** begin **

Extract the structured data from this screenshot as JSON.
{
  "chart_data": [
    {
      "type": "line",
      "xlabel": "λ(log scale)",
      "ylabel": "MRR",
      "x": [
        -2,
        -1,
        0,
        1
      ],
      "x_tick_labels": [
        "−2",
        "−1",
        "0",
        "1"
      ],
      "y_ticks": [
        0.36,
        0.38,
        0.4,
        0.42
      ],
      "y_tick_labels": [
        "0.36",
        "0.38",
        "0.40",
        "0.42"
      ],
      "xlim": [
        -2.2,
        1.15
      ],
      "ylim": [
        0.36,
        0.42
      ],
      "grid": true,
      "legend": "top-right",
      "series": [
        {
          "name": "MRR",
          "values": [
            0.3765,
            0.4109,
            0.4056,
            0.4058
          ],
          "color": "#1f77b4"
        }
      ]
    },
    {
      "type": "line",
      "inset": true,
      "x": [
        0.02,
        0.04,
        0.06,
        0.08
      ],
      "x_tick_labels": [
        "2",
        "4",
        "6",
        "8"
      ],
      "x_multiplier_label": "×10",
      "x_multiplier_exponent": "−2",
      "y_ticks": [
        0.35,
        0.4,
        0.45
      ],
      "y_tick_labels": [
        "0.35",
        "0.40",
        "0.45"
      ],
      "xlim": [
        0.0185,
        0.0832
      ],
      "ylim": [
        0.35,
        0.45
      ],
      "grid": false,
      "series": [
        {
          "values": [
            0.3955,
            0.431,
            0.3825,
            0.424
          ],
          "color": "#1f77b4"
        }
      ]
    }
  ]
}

** end **

> OBJECTIVE
Type out the entries again, word for word.

> SOLUTION TO THIS EXERCISE
Extract the structured data from this screenshot as JSON.
{
  "chart_data": [
    {
      "type": "line",
      "xlabel": "λ(log scale)",
      "ylabel": "MRR",
      "x": [
        -2,
        -1,
        0,
        1
      ],
      "x_tick_labels": [
        "−2",
        "−1",
        "0",
        "1"
      ],
      "y_ticks": [
        0.36,
        0.38,
        0.4,
        0.42
      ],
      "y_tick_labels": [
        "0.36",
        "0.38",
        "0.40",
        "0.42"
      ],
      "xlim": [
        -2.2,
        1.15
      ],
      "ylim": [
        0.36,
        0.42
      ],
      "grid": true,
      "legend": "top-right",
      "series": [
        {
          "name": "MRR",
          "values": [
            0.3765,
            0.4109,
            0.4056,
            0.4058
          ],
          "color": "#1f77b4"
        }
      ]
    },
    {
      "type": "line",
      "inset": true,
      "x": [
        0.02,
        0.04,
        0.06,
        0.08
      ],
      "x_tick_labels": [
        "2",
        "4",
        "6",
        "8"
      ],
      "x_multiplier_label": "×10",
      "x_multiplier_exponent": "−2",
      "y_ticks": [
        0.35,
        0.4,
        0.45
      ],
      "y_tick_labels": [
        "0.35",
        "0.40",
        "0.45"
      ],
      "xlim": [
        0.0185,
        0.0832
      ],
      "ylim": [
        0.35,
        0.45
      ],
      "grid": false,
      "series": [
        {
          "values": [
            0.3955,
            0.431,
            0.3825,
            0.424
          ],
          "color": "#1f77b4"
        }
      ]
    }
  ]
}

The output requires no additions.